[Records from a data collection]:
☆ ☆ ☆
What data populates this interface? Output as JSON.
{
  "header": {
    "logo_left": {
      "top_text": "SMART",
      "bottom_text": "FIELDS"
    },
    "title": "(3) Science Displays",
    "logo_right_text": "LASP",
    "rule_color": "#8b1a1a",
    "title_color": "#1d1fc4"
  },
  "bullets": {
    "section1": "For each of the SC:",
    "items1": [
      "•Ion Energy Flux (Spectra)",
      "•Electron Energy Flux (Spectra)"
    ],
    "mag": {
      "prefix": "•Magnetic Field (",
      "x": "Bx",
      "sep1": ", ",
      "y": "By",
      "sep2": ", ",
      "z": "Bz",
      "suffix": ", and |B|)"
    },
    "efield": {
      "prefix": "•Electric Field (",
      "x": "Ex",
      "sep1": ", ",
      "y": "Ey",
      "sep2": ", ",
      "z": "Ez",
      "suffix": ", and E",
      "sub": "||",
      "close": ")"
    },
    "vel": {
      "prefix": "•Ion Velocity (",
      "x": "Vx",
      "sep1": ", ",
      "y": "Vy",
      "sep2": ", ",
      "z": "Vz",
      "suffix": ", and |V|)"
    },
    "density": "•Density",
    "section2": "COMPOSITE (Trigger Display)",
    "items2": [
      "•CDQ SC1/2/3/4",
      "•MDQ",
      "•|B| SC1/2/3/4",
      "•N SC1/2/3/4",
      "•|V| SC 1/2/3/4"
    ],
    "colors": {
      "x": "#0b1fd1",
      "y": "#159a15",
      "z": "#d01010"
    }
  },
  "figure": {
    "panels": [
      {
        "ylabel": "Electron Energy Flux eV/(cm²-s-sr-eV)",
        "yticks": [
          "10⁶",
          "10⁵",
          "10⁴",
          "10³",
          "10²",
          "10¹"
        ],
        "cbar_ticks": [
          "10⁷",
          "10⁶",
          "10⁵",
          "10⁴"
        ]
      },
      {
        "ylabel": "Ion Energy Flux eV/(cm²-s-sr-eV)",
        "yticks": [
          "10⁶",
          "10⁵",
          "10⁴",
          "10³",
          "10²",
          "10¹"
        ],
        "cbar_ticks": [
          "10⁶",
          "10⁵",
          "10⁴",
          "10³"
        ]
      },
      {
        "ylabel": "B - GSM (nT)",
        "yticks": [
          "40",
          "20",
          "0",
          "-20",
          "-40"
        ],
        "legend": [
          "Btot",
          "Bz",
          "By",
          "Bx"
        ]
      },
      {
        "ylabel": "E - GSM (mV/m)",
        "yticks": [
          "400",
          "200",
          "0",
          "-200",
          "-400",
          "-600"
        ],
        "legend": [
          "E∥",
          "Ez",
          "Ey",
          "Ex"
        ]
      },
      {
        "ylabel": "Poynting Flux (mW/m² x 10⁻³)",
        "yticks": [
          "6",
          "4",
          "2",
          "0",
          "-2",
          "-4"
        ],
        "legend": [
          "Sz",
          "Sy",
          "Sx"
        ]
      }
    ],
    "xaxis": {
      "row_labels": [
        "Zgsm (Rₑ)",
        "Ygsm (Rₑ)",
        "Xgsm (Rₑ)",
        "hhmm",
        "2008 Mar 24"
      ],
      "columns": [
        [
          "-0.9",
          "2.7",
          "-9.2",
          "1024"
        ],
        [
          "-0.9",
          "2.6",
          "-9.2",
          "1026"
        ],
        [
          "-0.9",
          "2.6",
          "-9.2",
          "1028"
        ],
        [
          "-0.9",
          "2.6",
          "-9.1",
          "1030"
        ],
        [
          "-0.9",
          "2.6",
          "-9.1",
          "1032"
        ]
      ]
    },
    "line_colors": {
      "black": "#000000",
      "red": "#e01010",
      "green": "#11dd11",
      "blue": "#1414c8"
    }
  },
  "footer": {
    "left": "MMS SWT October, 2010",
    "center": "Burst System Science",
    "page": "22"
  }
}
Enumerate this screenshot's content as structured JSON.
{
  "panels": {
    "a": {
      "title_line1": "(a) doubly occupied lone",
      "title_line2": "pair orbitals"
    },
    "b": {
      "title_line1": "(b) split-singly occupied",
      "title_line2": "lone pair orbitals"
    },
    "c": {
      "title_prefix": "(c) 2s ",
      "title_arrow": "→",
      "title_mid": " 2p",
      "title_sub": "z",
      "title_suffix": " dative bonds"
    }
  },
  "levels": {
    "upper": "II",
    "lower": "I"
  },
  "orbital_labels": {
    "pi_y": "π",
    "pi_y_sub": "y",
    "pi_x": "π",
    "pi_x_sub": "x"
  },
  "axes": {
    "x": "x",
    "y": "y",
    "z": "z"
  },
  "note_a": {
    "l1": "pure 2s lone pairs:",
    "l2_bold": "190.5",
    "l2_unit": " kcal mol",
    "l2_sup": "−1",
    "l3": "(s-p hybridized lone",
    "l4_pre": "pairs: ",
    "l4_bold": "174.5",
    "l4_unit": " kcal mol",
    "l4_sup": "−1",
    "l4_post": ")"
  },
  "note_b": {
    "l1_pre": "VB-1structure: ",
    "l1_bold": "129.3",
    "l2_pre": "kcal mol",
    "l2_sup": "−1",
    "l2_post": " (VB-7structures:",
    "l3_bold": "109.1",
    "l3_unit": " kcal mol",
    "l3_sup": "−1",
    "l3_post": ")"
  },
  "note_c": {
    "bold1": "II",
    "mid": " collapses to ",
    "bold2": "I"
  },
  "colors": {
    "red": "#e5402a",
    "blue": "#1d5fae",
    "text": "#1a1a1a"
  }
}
☆ ☆ ☆
[OBJECTIVE]: Extract each entry in full and write it down exactly.

[TASK SOLUTION]:
What data populates this interface? Output as JSON.
{
  "header": {
    "logo_left": {
      "top_text": "SMART",
      "bottom_text": "FIELDS"
    },
    "title": "(3) Science Displays",
    "logo_right_text": "LASP",
    "rule_color": "#8b1a1a",
    "title_color": "#1d1fc4"
  },
  "bullets": {
    "section1": "For each of the SC:",
    "items1": [
      "•Ion Energy Flux (Spectra)",
      "•Electron Energy Flux (Spectra)"
    ],
    "mag": {
      "prefix": "•Magnetic Field (",
      "x": "Bx",
      "sep1": ", ",
      "y": "By",
      "sep2": ", ",
      "z": "Bz",
      "suffix": ", and |B|)"
    },
    "efield": {
      "prefix": "•Electric Field (",
      "x": "Ex",
      "sep1": ", ",
      "y": "Ey",
      "sep2": ", ",
      "z": "Ez",
      "suffix": ", and E",
      "sub": "||",
      "close": ")"
    },
    "vel": {
      "prefix": "•Ion Velocity (",
      "x": "Vx",
      "sep1": ", ",
      "y": "Vy",
      "sep2": ", ",
      "z": "Vz",
      "suffix": ", and |V|)"
    },
    "density": "•Density",
    "section2": "COMPOSITE (Trigger Display)",
    "items2": [
      "•CDQ SC1/2/3/4",
      "•MDQ",
      "•|B| SC1/2/3/4",
      "•N SC1/2/3/4",
      "•|V| SC 1/2/3/4"
    ],
    "colors": {
      "x": "#0b1fd1",
      "y": "#159a15",
      "z": "#d01010"
    }
  },
  "figure": {
    "panels": [
      {
        "ylabel": "Electron Energy Flux eV/(cm²-s-sr-eV)",
        "yticks": [
          "10⁶",
          "10⁵",
          "10⁴",
          "10³",
          "10²",
          "10¹"
        ],
        "cbar_ticks": [
          "10⁷",
          "10⁶",
          "10⁵",
          "10⁴"
        ]
      },
      {
        "ylabel": "Ion Energy Flux eV/(cm²-s-sr-eV)",
        "yticks": [
          "10⁶",
          "10⁵",
          "10⁴",
          "10³",
          "10²",
          "10¹"
        ],
        "cbar_ticks": [
          "10⁶",
          "10⁵",
          "10⁴",
          "10³"
        ]
      },
      {
        "ylabel": "B - GSM (nT)",
        "yticks": [
          "40",
          "20",
          "0",
          "-20",
          "-40"
        ],
        "legend": [
          "Btot",
          "Bz",
          "By",
          "Bx"
        ]
      },
      {
        "ylabel": "E - GSM (mV/m)",
        "yticks": [
          "400",
          "200",
          "0",
          "-200",
          "-400",
          "-600"
        ],
        "legend": [
          "E∥",
          "Ez",
          "Ey",
          "Ex"
        ]
      },
      {
        "ylabel": "Poynting Flux (mW/m² x 10⁻³)",
        "yticks": [
          "6",
          "4",
          "2",
          "0",
          "-2",
          "-4"
        ],
        "legend": [
          "Sz",
          "Sy",
          "Sx"
        ]
      }
    ],
    "xaxis": {
      "row_labels": [
        "Zgsm (Rₑ)",
        "Ygsm (Rₑ)",
        "Xgsm (Rₑ)",
        "hhmm",
        "2008 Mar 24"
      ],
      "columns": [
        [
          "-0.9",
          "2.7",
          "-9.2",
          "1024"
        ],
        [
          "-0.9",
          "2.6",
          "-9.2",
          "1026"
        ],
        [
          "-0.9",
          "2.6",
          "-9.2",
          "1028"
        ],
        [
          "-0.9",
          "2.6",
          "-9.1",
          "1030"
        ],
        [
          "-0.9",
          "2.6",
          "-9.1",
          "1032"
        ]
      ]
    },
    "line_colors": {
      "black": "#000000",
      "red": "#e01010",
      "green": "#11dd11",
      "blue": "#1414c8"
    }
  },
  "footer": {
    "left": "MMS SWT October, 2010",
    "center": "Burst System Science",
    "page": "22"
  }
}
Enumerate this screenshot's content as structured JSON.
{
  "panels": {
    "a": {
      "title_line1": "(a) doubly occupied lone",
      "title_line2": "pair orbitals"
    },
    "b": {
      "title_line1": "(b) split-singly occupied",
      "title_line2": "lone pair orbitals"
    },
    "c": {
      "title_prefix": "(c) 2s ",
      "title_arrow": "→",
      "title_mid": " 2p",
      "title_sub": "z",
      "title_suffix": " dative bonds"
    }
  },
  "levels": {
    "upper": "II",
    "lower": "I"
  },
  "orbital_labels": {
    "pi_y": "π",
    "pi_y_sub": "y",
    "pi_x": "π",
    "pi_x_sub": "x"
  },
  "axes": {
    "x": "x",
    "y": "y",
    "z": "z"
  },
  "note_a": {
    "l1": "pure 2s lone pairs:",
    "l2_bold": "190.5",
    "l2_unit": " kcal mol",
    "l2_sup": "−1",
    "l3": "(s-p hybridized lone",
    "l4_pre": "pairs: ",
    "l4_bold": "174.5",
    "l4_unit": " kcal mol",
    "l4_sup": "−1",
    "l4_post": ")"
  },
  "note_b": {
    "l1_pre": "VB-1structure: ",
    "l1_bold": "129.3",
    "l2_pre": "kcal mol",
    "l2_sup": "−1",
    "l2_post": " (VB-7structures:",
    "l3_bold": "109.1",
    "l3_unit": " kcal mol",
    "l3_sup": "−1",
    "l3_post": ")"
  },
  "note_c": {
    "bold1": "II",
    "mid": " collapses to ",
    "bold2": "I"
  },
  "colors": {
    "red": "#e5402a",
    "blue": "#1d5fae",
    "text": "#1a1a1a"
  }
}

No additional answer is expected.